Texto.
.....

Domingo 19 de Agosto, 2018

Urgente: Condenan a 121 años de cárcel a violador que tomaba sangre en Dota

Greivin Granados / Mauricio Aguilar09 de febrero, 2018 | 02:37 PM

Un hombre de apellidos Sevilla Bonilla y de nacionalidad nicaragüense fue condenado a 121 años de prisión por la masacre en Dota durante el 2015.

El hombre, que se hacía llamar en Costa Rica como Jairo Díaz Aragón, fue el autor responsable del homicidio de una familia de cuatro personas en mayo del 2015, según sentenciaron los jueces del Tribunal de Justicia.

De acuerdo con la sentencia, se impusieron 18 años por cada uno de los homicidios, además, dos delitos de violación por 16 años de prisión y un mes de prisión por el delito del hurto.

El hombre, acusado de matar en mayo de 2015 a una familia vecina en el Congo, Copey de Dota, conformada por Ramón Suárez Espinoza, su esposa María Miranda Salmerón y sus hijos Abraham y Elena María, de 11 y 9 años respectivamente.

Contra Díaz Aragón el Ministerio Público solicitó el míercoles 7 de febrero que se le impusieran 176 años de prisión.

.....

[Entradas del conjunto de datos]
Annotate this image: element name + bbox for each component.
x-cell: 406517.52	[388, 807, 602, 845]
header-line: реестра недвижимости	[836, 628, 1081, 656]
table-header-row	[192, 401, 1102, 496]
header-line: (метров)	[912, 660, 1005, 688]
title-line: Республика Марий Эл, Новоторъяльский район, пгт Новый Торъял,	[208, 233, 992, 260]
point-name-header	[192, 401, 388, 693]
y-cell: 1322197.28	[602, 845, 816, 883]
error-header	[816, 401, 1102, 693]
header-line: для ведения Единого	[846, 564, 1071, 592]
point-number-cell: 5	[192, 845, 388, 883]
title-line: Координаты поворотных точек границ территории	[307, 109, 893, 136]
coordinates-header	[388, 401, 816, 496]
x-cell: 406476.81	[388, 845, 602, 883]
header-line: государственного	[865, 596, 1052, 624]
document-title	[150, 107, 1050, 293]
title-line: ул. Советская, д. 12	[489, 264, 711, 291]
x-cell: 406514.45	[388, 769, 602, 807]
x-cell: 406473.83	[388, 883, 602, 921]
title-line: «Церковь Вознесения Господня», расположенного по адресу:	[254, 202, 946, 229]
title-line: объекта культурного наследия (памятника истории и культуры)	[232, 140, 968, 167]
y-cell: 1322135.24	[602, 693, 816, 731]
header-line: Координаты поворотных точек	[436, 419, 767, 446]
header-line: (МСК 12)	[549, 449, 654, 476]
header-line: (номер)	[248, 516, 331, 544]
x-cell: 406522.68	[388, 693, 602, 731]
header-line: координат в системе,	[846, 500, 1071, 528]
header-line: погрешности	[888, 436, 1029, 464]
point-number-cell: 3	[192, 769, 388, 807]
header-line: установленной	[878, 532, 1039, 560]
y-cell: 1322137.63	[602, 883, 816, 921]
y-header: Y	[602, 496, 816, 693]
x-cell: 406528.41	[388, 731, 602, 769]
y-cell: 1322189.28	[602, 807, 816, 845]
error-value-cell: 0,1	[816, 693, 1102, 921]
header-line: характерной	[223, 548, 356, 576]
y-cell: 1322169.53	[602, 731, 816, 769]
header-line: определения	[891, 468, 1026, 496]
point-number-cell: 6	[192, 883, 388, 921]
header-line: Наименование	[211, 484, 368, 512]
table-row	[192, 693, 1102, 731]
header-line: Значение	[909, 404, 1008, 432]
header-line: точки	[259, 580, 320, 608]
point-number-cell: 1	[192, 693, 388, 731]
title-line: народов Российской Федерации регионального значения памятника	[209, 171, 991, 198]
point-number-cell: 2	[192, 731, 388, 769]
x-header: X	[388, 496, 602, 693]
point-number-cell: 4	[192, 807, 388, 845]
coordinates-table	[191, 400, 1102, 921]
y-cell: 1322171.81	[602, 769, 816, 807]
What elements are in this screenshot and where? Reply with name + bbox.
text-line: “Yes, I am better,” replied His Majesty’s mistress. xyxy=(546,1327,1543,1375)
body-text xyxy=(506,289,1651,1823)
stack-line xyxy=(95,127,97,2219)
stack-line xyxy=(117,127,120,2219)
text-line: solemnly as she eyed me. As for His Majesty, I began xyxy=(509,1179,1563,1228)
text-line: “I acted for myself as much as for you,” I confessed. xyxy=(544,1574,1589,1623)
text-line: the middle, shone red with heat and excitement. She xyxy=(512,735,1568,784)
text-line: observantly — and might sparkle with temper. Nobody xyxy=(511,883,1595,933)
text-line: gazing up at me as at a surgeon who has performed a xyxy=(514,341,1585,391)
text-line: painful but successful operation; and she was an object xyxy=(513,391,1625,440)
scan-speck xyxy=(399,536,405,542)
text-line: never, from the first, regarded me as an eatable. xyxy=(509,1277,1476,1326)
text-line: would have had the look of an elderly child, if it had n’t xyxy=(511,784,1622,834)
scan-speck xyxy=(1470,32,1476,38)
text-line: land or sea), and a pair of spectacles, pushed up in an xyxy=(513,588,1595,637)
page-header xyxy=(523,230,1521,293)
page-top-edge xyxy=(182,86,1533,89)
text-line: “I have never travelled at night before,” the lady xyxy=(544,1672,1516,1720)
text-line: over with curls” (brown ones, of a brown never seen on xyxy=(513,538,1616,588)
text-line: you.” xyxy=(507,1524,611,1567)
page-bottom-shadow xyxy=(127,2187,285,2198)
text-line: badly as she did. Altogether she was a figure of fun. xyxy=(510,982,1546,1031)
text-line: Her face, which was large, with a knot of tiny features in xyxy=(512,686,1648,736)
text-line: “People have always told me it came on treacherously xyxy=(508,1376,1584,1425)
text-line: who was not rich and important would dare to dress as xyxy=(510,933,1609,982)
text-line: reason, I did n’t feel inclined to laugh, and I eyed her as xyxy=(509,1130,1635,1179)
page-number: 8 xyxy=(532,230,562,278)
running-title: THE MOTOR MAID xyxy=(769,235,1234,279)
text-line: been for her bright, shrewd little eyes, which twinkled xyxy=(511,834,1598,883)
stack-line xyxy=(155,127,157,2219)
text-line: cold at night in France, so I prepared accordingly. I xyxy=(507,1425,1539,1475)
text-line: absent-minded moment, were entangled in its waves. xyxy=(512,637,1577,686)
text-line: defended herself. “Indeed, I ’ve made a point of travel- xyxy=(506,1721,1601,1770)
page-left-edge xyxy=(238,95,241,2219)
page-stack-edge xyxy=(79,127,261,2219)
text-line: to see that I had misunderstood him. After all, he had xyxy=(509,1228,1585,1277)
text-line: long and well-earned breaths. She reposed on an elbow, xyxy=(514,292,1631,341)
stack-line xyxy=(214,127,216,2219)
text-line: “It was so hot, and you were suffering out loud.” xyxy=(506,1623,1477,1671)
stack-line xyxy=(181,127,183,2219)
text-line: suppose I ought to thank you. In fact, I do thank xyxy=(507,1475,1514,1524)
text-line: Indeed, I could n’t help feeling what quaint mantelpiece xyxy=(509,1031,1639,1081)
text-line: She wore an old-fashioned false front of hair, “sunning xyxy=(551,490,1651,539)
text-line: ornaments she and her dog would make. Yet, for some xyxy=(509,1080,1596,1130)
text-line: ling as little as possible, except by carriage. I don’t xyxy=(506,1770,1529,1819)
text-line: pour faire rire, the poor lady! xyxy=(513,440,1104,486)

.....

Problemas por resolver.
A – Responde, según la noticia sobre la masacre de Dota:
(i) ¿Qué nombre usaba el condenado en Costa Rica?
(ii) ¿Cuántos años de prisión se impusieron por cada uno de los homicidios?
(iii) ¿Cuántos años de prisión solicitó el Ministerio Público?
B – Retoma la noticia sobre la masacre de Dota y continúala desde su último párrafo.

Tareas resueltas.
A –
(i) Jairo Díaz Aragón.
(ii) 18 años.
(iii) 176 años.

B –
En esa oportunidad, la Fiscalía explicó que su solicitud se basaba en la petición de 32 años por los delitos de violación, tres años por hurto agravado, un año por amenazas a su excompañera sentimental y 35 años por cada homicidio.

Sin embargo, esta tarde tras la lectura del Por Tanto durante el juicio que se seguía en el Tribunal de Cartago, los jueces lo condenaron a 121 años, es decir, 55 años menos de la solicitud de la Fiscalía.

De acuerdo con el Código Penal en Costa Rica, el hombre deberá descontar solamente una pena de 50 años como máximo.

Lea: Nicaragüense violó, mató y tomó sangre de niña en Dota

El caso

A inicios de 2015, Díaz Aragón y su compañera sentimental de apellido Muñoz se fueron a vivir a la finca de Arnoldo Mata, en Santa María de Dota.

El 26 de mayo de 2015, un hombre de apellido Suárez viajó a San José para visitar a su sobrina, dejando en Santa María de Dota a su esposa y dos hijos de 9 y 11 años.

El 27 de mayo de 2015, Díaz visitó a la esposa e hijos de Suárez e incluso le prestó su teléfono a la niña para que hablara con su papá. Ante esto, Suárez decidió regresar a su casa y no quedarse a dormir donde su sobrina.

Al día siguiente, Díaz Aragón dijo a su pareja que iría a la casa de Suárez a matar a la familia, y que, si ella decía algo, también la asesinaría.

Tomó un machete y se marchó a la vivienda de Suárez. Al llegar a la casa, procedió a matarlos uno por uno.

Díaz Aragón tomó a la niña de nueve años y la ató con las manos hacia atrás, le introdujo trapos en la boca y la acostó en la única cama que había.

Allí la desvistió y le introdujo el pene en la vagina y el ano, y eyaculó varias veces sobre la niña, mientras sus padres vieron todo y pedían que no le hiciera daño.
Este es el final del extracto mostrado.